• _Written task_:
Reproduce all of the data that follows, character for character.

Rows from a dataset

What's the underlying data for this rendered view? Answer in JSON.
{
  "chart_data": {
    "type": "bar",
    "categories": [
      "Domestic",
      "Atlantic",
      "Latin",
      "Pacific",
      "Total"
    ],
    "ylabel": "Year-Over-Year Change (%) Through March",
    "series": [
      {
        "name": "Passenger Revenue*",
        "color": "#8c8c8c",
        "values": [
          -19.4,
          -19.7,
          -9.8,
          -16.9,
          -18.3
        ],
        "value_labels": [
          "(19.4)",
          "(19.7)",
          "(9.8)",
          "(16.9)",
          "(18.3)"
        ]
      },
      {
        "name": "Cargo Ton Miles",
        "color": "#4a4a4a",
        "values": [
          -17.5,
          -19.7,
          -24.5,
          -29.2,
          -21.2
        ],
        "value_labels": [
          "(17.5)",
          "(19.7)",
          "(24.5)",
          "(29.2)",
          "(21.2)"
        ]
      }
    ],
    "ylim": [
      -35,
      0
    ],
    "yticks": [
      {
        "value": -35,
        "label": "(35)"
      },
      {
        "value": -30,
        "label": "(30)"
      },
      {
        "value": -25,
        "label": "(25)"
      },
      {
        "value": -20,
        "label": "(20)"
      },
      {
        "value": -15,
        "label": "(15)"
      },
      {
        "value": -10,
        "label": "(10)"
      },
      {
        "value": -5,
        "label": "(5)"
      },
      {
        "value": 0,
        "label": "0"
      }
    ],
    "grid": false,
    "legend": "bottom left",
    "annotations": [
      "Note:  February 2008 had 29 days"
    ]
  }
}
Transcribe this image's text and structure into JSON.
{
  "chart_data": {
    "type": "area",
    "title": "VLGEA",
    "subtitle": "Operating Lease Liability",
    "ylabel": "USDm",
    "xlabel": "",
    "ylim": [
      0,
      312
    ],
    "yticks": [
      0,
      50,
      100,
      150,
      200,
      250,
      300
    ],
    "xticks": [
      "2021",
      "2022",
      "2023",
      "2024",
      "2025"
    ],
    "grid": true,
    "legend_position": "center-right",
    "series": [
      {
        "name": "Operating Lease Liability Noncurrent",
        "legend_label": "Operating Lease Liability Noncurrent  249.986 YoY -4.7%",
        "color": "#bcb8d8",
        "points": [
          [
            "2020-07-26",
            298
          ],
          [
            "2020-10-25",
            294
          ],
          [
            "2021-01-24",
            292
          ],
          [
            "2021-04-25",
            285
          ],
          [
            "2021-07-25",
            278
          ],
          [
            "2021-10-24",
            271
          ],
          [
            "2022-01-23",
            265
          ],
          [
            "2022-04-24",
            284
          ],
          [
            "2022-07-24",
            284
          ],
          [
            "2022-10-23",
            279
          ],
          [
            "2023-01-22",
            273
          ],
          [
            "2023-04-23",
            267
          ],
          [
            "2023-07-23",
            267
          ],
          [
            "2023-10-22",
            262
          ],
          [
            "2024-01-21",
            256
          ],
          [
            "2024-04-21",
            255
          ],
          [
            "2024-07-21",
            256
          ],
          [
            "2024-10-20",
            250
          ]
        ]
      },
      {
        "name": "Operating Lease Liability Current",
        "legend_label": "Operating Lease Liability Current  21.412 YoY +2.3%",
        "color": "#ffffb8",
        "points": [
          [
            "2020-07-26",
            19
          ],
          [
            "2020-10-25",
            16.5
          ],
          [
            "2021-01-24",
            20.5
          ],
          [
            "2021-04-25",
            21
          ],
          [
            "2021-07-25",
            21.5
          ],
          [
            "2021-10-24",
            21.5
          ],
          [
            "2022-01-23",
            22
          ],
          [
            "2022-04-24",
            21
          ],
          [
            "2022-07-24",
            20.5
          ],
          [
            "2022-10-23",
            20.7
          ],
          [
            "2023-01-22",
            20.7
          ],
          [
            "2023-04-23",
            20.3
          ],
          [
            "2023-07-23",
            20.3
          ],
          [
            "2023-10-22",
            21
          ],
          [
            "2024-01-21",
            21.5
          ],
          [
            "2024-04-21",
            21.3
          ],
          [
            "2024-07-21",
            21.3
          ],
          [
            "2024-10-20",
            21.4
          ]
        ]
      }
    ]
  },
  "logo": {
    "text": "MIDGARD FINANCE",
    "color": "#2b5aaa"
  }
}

• _Solution to this problem_:
What's the underlying data for this rendered view? Answer in JSON.
{
  "chart_data": {
    "type": "bar",
    "categories": [
      "Domestic",
      "Atlantic",
      "Latin",
      "Pacific",
      "Total"
    ],
    "ylabel": "Year-Over-Year Change (%) Through March",
    "series": [
      {
        "name": "Passenger Revenue*",
        "color": "#8c8c8c",
        "values": [
          -19.4,
          -19.7,
          -9.8,
          -16.9,
          -18.3
        ],
        "value_labels": [
          "(19.4)",
          "(19.7)",
          "(9.8)",
          "(16.9)",
          "(18.3)"
        ]
      },
      {
        "name": "Cargo Ton Miles",
        "color": "#4a4a4a",
        "values": [
          -17.5,
          -19.7,
          -24.5,
          -29.2,
          -21.2
        ],
        "value_labels": [
          "(17.5)",
          "(19.7)",
          "(24.5)",
          "(29.2)",
          "(21.2)"
        ]
      }
    ],
    "ylim": [
      -35,
      0
    ],
    "yticks": [
      {
        "value": -35,
        "label": "(35)"
      },
      {
        "value": -30,
        "label": "(30)"
      },
      {
        "value": -25,
        "label": "(25)"
      },
      {
        "value": -20,
        "label": "(20)"
      },
      {
        "value": -15,
        "label": "(15)"
      },
      {
        "value": -10,
        "label": "(10)"
      },
      {
        "value": -5,
        "label": "(5)"
      },
      {
        "value": 0,
        "label": "0"
      }
    ],
    "grid": false,
    "legend": "bottom left",
    "annotations": [
      "Note:  February 2008 had 29 days"
    ]
  }
}
Transcribe this image's text and structure into JSON.
{
  "chart_data": {
    "type": "area",
    "title": "VLGEA",
    "subtitle": "Operating Lease Liability",
    "ylabel": "USDm",
    "xlabel": "",
    "ylim": [
      0,
      312
    ],
    "yticks": [
      0,
      50,
      100,
      150,
      200,
      250,
      300
    ],
    "xticks": [
      "2021",
      "2022",
      "2023",
      "2024",
      "2025"
    ],
    "grid": true,
    "legend_position": "center-right",
    "series": [
      {
        "name": "Operating Lease Liability Noncurrent",
        "legend_label": "Operating Lease Liability Noncurrent  249.986 YoY -4.7%",
        "color": "#bcb8d8",
        "points": [
          [
            "2020-07-26",
            298
          ],
          [
            "2020-10-25",
            294
          ],
          [
            "2021-01-24",
            292
          ],
          [
            "2021-04-25",
            285
          ],
          [
            "2021-07-25",
            278
          ],
          [
            "2021-10-24",
            271
          ],
          [
            "2022-01-23",
            265
          ],
          [
            "2022-04-24",
            284
          ],
          [
            "2022-07-24",
            284
          ],
          [
            "2022-10-23",
            279
          ],
          [
            "2023-01-22",
            273
          ],
          [
            "2023-04-23",
            267
          ],
          [
            "2023-07-23",
            267
          ],
          [
            "2023-10-22",
            262
          ],
          [
            "2024-01-21",
            256
          ],
          [
            "2024-04-21",
            255
          ],
          [
            "2024-07-21",
            256
          ],
          [
            "2024-10-20",
            250
          ]
        ]
      },
      {
        "name": "Operating Lease Liability Current",
        "legend_label": "Operating Lease Liability Current  21.412 YoY +2.3%",
        "color": "#ffffb8",
        "points": [
          [
            "2020-07-26",
            19
          ],
          [
            "2020-10-25",
            16.5
          ],
          [
            "2021-01-24",
            20.5
          ],
          [
            "2021-04-25",
            21
          ],
          [
            "2021-07-25",
            21.5
          ],
          [
            "2021-10-24",
            21.5
          ],
          [
            "2022-01-23",
            22
          ],
          [
            "2022-04-24",
            21
          ],
          [
            "2022-07-24",
            20.5
          ],
          [
            "2022-10-23",
            20.7
          ],
          [
            "2023-01-22",
            20.7
          ],
          [
            "2023-04-23",
            20.3
          ],
          [
            "2023-07-23",
            20.3
          ],
          [
            "2023-10-22",
            21
          ],
          [
            "2024-01-21",
            21.5
          ],
          [
            "2024-04-21",
            21.3
          ],
          [
            "2024-07-21",
            21.3
          ],
          [
            "2024-10-20",
            21.4
          ]
        ]
      }
    ]
  },
  "logo": {
    "text": "MIDGARD FINANCE",
    "color": "#2b5aaa"
  }
}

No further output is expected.